• Task details: Retype the rows below, from the very first one down to the line that contains "- contact-avatar[interactable]: [48, 1606, 166, 1724]", with nothing changed.
####
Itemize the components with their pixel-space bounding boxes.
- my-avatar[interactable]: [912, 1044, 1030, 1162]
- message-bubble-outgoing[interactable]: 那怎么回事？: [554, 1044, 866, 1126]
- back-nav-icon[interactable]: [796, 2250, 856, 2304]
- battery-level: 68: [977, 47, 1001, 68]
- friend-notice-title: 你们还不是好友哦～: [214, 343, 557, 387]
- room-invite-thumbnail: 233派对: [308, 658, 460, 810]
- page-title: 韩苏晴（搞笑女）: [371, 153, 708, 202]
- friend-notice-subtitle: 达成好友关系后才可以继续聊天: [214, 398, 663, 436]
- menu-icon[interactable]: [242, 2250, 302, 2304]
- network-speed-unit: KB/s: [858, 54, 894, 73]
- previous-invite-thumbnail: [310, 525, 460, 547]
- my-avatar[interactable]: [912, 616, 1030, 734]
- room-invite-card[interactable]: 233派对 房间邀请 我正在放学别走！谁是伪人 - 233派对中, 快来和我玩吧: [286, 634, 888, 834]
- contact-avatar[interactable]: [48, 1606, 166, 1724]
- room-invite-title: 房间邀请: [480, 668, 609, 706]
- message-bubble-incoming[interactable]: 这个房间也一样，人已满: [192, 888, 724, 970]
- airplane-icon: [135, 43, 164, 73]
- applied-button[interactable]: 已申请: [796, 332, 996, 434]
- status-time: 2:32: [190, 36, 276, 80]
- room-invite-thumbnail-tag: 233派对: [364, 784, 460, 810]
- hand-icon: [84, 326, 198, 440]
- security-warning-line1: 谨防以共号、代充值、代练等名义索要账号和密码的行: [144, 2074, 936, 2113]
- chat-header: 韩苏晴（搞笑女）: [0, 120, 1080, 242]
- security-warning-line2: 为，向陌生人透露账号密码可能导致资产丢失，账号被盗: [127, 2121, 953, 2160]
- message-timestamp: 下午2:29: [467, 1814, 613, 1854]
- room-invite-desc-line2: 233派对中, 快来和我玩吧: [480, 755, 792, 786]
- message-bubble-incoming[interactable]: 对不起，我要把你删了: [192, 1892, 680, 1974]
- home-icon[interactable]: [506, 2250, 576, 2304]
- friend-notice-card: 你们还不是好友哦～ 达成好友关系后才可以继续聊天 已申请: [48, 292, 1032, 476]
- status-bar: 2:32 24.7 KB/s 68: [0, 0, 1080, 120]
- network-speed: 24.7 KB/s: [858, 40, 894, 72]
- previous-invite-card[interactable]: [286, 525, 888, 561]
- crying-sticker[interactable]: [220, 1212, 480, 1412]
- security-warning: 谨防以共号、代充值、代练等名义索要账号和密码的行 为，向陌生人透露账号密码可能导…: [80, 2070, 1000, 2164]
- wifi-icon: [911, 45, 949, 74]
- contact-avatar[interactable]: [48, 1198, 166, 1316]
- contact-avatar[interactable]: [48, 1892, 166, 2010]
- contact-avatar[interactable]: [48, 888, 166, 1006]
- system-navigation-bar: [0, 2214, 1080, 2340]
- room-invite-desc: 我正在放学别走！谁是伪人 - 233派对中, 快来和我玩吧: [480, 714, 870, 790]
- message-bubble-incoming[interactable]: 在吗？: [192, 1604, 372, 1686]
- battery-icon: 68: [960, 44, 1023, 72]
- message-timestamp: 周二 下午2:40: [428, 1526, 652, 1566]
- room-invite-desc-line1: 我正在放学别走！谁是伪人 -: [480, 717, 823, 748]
####
• Written answer:
Itemize the components with their pixel-space bounding boxes.
- my-avatar[interactable]: [912, 1044, 1030, 1162]
- message-bubble-outgoing[interactable]: 那怎么回事？: [554, 1044, 866, 1126]
- back-nav-icon[interactable]: [796, 2250, 856, 2304]
- battery-level: 68: [977, 47, 1001, 68]
- friend-notice-title: 你们还不是好友哦～: [214, 343, 557, 387]
- room-invite-thumbnail: 233派对: [308, 658, 460, 810]
- page-title: 韩苏晴（搞笑女）: [371, 153, 708, 202]
- friend-notice-subtitle: 达成好友关系后才可以继续聊天: [214, 398, 663, 436]
- menu-icon[interactable]: [242, 2250, 302, 2304]
- network-speed-unit: KB/s: [858, 54, 894, 73]
- previous-invite-thumbnail: [310, 525, 460, 547]
- my-avatar[interactable]: [912, 616, 1030, 734]
- room-invite-card[interactable]: 233派对 房间邀请 我正在放学别走！谁是伪人 - 233派对中, 快来和我玩吧: [286, 634, 888, 834]
- contact-avatar[interactable]: [48, 1606, 166, 1724]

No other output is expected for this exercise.